WORK TO BE COMPLETED: Find the string "Vers" in the data, then copy every line where it is found.

>> Start DATA FOR PROCESSING

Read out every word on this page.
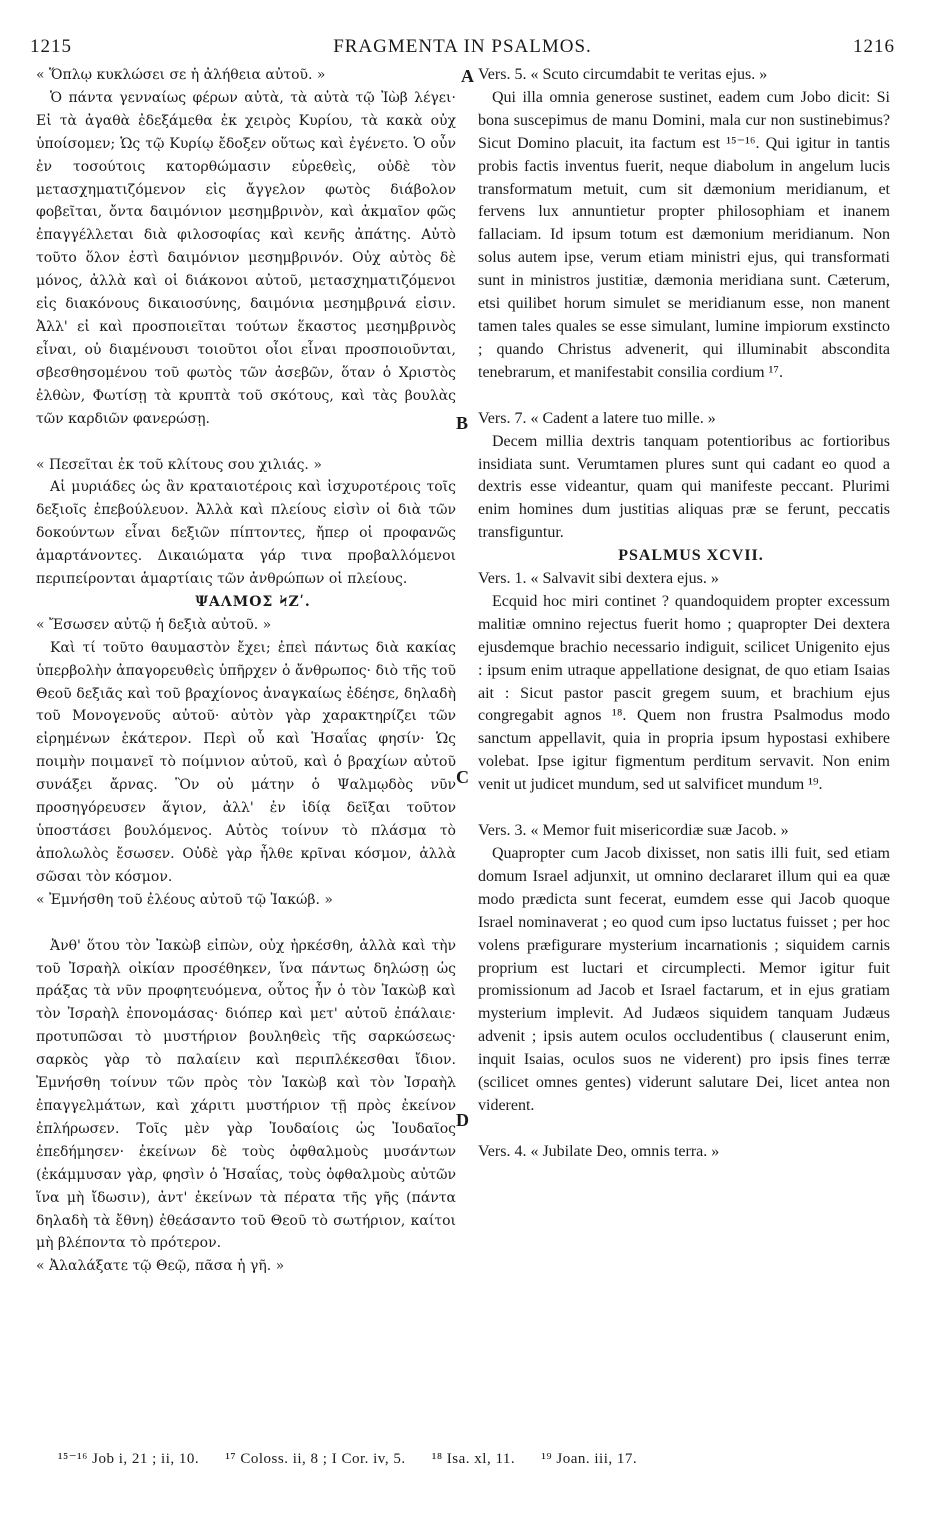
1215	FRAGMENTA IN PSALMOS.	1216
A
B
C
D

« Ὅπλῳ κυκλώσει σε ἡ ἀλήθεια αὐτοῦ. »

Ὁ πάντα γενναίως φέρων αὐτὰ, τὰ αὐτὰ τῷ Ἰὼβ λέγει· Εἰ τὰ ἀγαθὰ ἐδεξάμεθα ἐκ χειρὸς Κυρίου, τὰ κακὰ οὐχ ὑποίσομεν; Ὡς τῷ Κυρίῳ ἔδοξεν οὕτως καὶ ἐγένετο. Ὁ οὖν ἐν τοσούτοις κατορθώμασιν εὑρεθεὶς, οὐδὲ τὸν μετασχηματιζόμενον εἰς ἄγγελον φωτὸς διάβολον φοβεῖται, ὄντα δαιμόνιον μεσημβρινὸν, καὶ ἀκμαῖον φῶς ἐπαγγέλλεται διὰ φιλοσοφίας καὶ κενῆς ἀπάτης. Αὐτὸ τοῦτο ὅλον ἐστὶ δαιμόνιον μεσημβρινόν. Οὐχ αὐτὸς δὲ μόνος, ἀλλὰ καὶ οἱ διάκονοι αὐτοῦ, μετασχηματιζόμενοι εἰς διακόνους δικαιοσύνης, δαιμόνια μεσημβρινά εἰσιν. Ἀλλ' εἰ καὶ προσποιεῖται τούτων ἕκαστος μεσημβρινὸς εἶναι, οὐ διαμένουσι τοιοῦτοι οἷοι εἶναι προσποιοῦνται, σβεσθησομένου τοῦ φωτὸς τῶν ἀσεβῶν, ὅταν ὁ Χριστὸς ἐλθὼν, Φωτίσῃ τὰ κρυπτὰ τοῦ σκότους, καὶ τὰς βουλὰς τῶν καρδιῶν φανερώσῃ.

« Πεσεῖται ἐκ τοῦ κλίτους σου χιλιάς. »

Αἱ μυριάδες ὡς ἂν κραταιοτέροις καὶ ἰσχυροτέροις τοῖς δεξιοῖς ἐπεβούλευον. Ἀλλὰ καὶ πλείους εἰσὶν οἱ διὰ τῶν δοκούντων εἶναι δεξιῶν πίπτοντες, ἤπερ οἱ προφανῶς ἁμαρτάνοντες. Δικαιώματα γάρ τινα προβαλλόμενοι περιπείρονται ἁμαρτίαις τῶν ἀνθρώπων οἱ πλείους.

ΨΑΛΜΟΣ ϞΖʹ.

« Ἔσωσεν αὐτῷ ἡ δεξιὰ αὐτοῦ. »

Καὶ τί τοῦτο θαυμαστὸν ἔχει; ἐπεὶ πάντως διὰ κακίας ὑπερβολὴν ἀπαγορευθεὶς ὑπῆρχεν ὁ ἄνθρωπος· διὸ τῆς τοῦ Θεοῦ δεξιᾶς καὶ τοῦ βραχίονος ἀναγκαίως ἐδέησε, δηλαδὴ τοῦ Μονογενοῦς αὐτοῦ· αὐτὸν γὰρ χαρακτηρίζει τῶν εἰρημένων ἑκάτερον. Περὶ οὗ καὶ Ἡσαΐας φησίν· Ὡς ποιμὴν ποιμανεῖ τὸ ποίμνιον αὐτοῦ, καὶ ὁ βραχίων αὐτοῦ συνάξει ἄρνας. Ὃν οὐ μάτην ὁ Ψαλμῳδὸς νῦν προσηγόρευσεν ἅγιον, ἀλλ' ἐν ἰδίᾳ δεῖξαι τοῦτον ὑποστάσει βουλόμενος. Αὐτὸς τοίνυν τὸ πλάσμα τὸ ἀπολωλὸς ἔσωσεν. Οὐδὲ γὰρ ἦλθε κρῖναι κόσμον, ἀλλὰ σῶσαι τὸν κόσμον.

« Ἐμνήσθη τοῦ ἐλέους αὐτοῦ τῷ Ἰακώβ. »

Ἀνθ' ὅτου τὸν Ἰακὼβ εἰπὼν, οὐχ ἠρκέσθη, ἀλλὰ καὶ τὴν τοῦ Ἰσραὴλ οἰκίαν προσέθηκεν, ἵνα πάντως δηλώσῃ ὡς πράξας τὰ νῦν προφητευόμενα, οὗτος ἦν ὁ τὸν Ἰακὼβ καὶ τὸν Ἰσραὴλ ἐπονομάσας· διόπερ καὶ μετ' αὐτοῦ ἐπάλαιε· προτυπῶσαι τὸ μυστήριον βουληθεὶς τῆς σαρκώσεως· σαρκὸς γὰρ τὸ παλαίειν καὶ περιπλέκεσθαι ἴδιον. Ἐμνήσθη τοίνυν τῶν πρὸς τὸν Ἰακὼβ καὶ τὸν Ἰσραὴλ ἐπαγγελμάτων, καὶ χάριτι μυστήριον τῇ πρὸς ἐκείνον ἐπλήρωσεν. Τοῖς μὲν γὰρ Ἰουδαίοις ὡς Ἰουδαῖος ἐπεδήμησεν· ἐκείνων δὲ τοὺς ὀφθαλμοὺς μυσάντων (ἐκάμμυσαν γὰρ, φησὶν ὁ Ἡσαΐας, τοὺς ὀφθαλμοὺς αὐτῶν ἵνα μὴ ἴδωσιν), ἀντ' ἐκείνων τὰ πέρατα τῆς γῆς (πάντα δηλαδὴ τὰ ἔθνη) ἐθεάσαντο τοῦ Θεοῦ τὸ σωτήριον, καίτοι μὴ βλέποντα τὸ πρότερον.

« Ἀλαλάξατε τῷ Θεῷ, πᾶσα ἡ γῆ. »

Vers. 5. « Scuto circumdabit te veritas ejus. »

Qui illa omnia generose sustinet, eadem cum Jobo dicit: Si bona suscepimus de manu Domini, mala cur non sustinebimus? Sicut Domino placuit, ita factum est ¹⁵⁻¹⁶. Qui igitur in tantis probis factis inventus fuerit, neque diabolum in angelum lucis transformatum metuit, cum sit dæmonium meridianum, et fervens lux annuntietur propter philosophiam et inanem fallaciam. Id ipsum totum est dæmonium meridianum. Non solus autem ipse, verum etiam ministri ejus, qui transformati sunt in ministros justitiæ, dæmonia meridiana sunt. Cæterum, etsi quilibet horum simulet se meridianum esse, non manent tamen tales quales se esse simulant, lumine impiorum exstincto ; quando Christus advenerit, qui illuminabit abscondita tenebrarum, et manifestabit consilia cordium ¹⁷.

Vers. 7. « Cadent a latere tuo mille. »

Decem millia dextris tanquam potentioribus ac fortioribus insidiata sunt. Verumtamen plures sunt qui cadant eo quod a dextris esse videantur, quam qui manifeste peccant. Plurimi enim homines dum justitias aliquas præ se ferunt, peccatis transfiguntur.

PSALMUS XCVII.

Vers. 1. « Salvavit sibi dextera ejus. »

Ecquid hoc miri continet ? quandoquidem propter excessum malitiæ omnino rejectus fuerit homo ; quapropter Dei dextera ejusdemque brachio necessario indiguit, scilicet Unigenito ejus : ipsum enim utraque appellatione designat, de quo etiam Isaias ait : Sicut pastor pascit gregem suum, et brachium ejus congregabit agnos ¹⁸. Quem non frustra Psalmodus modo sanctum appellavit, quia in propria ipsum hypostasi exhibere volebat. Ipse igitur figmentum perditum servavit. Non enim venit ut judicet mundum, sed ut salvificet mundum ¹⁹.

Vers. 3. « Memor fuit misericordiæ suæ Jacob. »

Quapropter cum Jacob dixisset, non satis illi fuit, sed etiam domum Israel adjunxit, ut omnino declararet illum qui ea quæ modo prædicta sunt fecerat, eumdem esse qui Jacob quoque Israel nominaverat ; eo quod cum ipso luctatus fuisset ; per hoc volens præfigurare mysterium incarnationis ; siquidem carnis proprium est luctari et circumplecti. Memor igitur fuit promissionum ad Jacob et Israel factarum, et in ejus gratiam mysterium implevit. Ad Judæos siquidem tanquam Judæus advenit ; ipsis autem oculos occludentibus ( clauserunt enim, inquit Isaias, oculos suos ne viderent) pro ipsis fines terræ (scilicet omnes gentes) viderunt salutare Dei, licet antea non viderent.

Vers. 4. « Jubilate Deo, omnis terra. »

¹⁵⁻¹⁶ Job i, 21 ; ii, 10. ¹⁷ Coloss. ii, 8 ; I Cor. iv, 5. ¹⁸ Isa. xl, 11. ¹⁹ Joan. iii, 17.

>> End DATA FOR PROCESSING

CORRECT OUTPUT:
Vers. 5. « Scuto circumdabit te veritas ejus. »
Vers. 7. « Cadent a latere tuo mille. »
Vers. 1. « Salvavit sibi dextera ejus. »
Vers. 3. « Memor fuit misericordiæ suæ Jacob. »
Vers. 4. « Jubilate Deo, omnis terra. »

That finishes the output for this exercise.